__AIM OF THE EXERCISE__:
Print all the data, keeping every line exactly as it is.

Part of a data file
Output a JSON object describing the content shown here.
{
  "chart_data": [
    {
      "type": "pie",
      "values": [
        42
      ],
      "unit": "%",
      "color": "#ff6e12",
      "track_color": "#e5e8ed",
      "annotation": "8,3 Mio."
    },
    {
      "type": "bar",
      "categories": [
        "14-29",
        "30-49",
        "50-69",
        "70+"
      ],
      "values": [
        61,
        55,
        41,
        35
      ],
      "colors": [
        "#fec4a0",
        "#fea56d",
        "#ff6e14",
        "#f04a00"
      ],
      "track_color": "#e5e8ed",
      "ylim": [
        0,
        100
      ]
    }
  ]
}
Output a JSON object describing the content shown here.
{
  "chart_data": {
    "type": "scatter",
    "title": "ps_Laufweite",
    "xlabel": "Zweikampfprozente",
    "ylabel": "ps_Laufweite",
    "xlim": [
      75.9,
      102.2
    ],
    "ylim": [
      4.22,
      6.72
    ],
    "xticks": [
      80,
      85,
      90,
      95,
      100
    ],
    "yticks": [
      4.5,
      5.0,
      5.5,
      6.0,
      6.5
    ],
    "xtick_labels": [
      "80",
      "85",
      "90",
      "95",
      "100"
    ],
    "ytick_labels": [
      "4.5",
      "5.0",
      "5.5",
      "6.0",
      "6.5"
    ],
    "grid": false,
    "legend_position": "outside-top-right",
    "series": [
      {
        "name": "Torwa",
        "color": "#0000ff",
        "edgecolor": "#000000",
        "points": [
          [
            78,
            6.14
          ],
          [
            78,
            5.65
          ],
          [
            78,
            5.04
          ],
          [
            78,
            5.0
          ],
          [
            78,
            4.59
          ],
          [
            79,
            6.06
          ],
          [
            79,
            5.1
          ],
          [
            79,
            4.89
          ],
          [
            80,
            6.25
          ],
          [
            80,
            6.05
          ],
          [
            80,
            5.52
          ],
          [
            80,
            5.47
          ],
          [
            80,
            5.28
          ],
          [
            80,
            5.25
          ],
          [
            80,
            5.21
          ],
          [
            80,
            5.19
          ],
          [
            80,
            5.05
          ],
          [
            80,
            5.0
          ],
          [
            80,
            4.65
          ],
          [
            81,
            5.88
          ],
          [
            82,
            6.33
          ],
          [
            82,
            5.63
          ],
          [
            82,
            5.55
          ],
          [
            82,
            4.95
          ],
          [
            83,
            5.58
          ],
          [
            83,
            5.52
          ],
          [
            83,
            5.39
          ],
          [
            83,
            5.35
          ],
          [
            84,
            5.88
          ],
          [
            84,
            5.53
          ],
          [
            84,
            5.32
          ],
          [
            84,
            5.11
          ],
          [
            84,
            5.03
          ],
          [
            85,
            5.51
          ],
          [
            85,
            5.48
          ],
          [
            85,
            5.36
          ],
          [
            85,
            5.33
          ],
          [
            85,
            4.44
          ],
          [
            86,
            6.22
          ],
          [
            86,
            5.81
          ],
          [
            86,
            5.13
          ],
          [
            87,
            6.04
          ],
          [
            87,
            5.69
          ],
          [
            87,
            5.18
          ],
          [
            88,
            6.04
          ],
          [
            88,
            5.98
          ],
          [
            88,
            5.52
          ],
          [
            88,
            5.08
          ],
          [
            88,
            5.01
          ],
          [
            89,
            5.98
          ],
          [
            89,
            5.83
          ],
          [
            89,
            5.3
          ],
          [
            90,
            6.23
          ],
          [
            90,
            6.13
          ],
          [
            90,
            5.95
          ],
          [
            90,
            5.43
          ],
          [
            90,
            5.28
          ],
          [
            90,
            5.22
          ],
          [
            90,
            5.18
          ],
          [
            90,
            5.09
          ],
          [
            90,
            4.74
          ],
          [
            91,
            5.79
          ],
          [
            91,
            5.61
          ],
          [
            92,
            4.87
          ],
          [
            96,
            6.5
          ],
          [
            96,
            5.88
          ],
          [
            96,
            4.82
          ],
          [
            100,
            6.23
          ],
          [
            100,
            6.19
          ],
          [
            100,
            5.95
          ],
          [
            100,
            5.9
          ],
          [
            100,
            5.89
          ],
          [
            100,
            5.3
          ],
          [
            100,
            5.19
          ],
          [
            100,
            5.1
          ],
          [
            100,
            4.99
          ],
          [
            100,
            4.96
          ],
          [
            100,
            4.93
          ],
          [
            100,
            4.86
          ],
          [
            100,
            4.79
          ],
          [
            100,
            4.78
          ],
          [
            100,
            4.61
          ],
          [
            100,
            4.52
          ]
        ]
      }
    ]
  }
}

__ANSWER TO THE EXERCISE__:
Output a JSON object describing the content shown here.
{
  "chart_data": [
    {
      "type": "pie",
      "values": [
        42
      ],
      "unit": "%",
      "color": "#ff6e12",
      "track_color": "#e5e8ed",
      "annotation": "8,3 Mio."
    },
    {
      "type": "bar",
      "categories": [
        "14-29",
        "30-49",
        "50-69",
        "70+"
      ],
      "values": [
        61,
        55,
        41,
        35
      ],
      "colors": [
        "#fec4a0",
        "#fea56d",
        "#ff6e14",
        "#f04a00"
      ],
      "track_color": "#e5e8ed",
      "ylim": [
        0,
        100
      ]
    }
  ]
}
Output a JSON object describing the content shown here.
{
  "chart_data": {
    "type": "scatter",
    "title": "ps_Laufweite",
    "xlabel": "Zweikampfprozente",
    "ylabel": "ps_Laufweite",
    "xlim": [
      75.9,
      102.2
    ],
    "ylim": [
      4.22,
      6.72
    ],
    "xticks": [
      80,
      85,
      90,
      95,
      100
    ],
    "yticks": [
      4.5,
      5.0,
      5.5,
      6.0,
      6.5
    ],
    "xtick_labels": [
      "80",
      "85",
      "90",
      "95",
      "100"
    ],
    "ytick_labels": [
      "4.5",
      "5.0",
      "5.5",
      "6.0",
      "6.5"
    ],
    "grid": false,
    "legend_position": "outside-top-right",
    "series": [
      {
        "name": "Torwa",
        "color": "#0000ff",
        "edgecolor": "#000000",
        "points": [
          [
            78,
            6.14
          ],
          [
            78,
            5.65
          ],
          [
            78,
            5.04
          ],
          [
            78,
            5.0
          ],
          [
            78,
            4.59
          ],
          [
            79,
            6.06
          ],
          [
            79,
            5.1
          ],
          [
            79,
            4.89
          ],
          [
            80,
            6.25
          ],
          [
            80,
            6.05
          ],
          [
            80,
            5.52
          ],
          [
            80,
            5.47
          ],
          [
            80,
            5.28
          ],
          [
            80,
            5.25
          ],
          [
            80,
            5.21
          ],
          [
            80,
            5.19
          ],
          [
            80,
            5.05
          ],
          [
            80,
            5.0
          ],
          [
            80,
            4.65
          ],
          [
            81,
            5.88
          ],
          [
            82,
            6.33
          ],
          [
            82,
            5.63
          ],
          [
            82,
            5.55
          ],
          [
            82,
            4.95
          ],
          [
            83,
            5.58
          ],
          [
            83,
            5.52
          ],
          [
            83,
            5.39
          ],
          [
            83,
            5.35
          ],
          [
            84,
            5.88
          ],
          [
            84,
            5.53
          ],
          [
            84,
            5.32
          ],
          [
            84,
            5.11
          ],
          [
            84,
            5.03
          ],
          [
            85,
            5.51
          ],
          [
            85,
            5.48
          ],
          [
            85,
            5.36
          ],
          [
            85,
            5.33
          ],
          [
            85,
            4.44
          ],
          [
            86,
            6.22
          ],
          [
            86,
            5.81
          ],
          [
            86,
            5.13
          ],
          [
            87,
            6.04
          ],
          [
            87,
            5.69
          ],
          [
            87,
            5.18
          ],
          [
            88,
            6.04
          ],
          [
            88,
            5.98
          ],
          [
            88,
            5.52
          ],
          [
            88,
            5.08
          ],
          [
            88,
            5.01
          ],
          [
            89,
            5.98
          ],
          [
            89,
            5.83
          ],
          [
            89,
            5.3
          ],
          [
            90,
            6.23
          ],
          [
            90,
            6.13
          ],
          [
            90,
            5.95
          ],
          [
            90,
            5.43
          ],
          [
            90,
            5.28
          ],
          [
            90,
            5.22
          ],
          [
            90,
            5.18
          ],
          [
            90,
            5.09
          ],
          [
            90,
            4.74
          ],
          [
            91,
            5.79
          ],
          [
            91,
            5.61
          ],
          [
            92,
            4.87
          ],
          [
            96,
            6.5
          ],
          [
            96,
            5.88
          ],
          [
            96,
            4.82
          ],
          [
            100,
            6.23
          ],
          [
            100,
            6.19
          ],
          [
            100,
            5.95
          ],
          [
            100,
            5.9
          ],
          [
            100,
            5.89
          ],
          [
            100,
            5.3
          ],
          [
            100,
            5.19
          ],
          [
            100,
            5.1
          ],
          [
            100,
            4.99
          ],
          [
            100,
            4.96
          ],
          [
            100,
            4.93
          ],
          [
            100,
            4.86
          ],
          [
            100,
            4.79
          ],
          [
            100,
            4.78
          ],
          [
            100,
            4.61
          ],
          [
            100,
            4.52
          ]
        ]
      }
    ]
  }
}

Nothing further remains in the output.